───── The records ─────

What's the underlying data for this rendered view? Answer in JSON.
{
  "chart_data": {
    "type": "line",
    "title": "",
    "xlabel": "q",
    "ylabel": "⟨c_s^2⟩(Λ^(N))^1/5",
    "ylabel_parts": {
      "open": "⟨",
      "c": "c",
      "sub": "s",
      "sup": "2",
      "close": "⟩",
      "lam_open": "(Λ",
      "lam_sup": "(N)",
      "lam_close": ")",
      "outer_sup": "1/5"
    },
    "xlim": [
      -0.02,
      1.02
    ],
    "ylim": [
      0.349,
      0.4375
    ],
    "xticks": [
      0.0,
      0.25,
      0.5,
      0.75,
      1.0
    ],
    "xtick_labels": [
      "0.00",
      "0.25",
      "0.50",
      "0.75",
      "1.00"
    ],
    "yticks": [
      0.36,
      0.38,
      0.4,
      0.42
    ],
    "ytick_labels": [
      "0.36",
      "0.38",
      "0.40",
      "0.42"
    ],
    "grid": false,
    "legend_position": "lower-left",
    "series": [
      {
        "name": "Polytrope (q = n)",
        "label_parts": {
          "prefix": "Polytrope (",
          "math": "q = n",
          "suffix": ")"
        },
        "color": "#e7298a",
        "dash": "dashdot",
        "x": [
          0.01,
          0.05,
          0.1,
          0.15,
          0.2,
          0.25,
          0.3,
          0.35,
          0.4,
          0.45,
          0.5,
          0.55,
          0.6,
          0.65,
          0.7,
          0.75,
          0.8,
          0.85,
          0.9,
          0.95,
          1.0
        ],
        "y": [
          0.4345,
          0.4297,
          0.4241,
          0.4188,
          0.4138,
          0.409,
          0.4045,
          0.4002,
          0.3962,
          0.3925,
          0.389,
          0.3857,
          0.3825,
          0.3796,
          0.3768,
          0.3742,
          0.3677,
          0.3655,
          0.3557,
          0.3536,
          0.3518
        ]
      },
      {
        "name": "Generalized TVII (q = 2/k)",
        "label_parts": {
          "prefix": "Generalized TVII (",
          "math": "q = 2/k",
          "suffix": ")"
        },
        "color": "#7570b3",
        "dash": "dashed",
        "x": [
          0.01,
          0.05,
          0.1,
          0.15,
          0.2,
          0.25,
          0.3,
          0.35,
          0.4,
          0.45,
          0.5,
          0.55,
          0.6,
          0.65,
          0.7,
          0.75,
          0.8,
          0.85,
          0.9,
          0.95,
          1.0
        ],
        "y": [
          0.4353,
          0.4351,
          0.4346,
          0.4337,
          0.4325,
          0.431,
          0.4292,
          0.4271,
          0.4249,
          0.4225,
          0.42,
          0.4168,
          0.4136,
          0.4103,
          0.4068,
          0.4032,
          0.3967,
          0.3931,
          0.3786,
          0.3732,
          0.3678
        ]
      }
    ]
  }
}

─────
───── The records ─────

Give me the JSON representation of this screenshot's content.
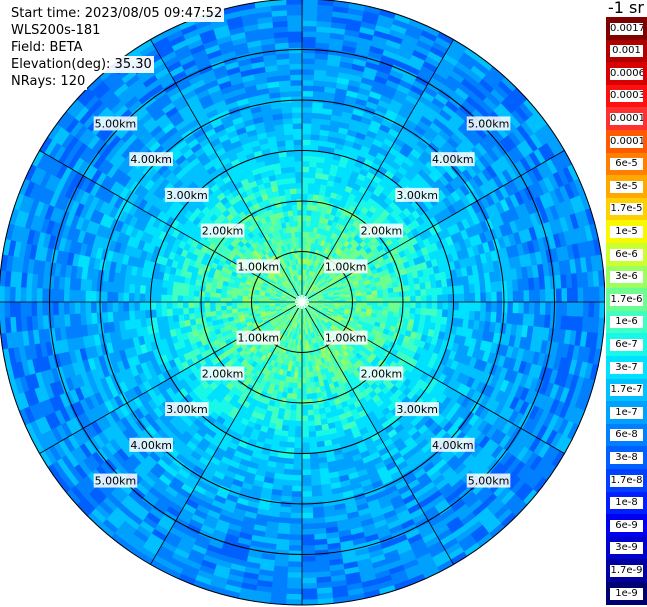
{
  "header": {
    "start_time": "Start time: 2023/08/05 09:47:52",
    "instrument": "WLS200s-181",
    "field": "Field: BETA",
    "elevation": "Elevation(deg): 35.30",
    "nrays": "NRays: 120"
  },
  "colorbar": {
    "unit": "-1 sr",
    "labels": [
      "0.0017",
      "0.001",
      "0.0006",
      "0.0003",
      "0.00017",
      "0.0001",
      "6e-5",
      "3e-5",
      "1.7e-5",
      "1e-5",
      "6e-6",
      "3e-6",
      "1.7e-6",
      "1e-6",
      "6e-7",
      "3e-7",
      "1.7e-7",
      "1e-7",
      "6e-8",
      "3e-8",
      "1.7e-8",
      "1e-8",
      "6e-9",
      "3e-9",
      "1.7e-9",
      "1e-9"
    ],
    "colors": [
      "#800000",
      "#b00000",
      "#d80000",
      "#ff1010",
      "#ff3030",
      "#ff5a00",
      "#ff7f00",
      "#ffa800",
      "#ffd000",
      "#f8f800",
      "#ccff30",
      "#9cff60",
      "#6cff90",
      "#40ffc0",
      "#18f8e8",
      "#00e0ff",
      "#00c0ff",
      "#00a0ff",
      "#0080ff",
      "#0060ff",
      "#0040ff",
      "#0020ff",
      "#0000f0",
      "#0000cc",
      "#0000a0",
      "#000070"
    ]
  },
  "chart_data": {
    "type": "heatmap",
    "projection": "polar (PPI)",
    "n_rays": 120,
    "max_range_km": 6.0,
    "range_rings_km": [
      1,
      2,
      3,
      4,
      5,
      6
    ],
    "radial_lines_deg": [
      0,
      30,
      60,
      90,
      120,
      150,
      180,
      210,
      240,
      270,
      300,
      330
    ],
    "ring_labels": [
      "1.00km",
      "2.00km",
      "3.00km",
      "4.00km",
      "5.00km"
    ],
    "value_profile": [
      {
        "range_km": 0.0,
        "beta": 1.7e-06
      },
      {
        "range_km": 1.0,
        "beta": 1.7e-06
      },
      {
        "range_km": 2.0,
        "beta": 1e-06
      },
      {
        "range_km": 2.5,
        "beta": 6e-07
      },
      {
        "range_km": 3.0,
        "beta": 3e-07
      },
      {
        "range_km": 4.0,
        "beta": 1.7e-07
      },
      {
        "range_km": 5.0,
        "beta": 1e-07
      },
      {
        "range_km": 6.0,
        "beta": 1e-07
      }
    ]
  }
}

─────

What is the number of lines in the records that contain the string "this"? Give only that number.

### Problem solution
2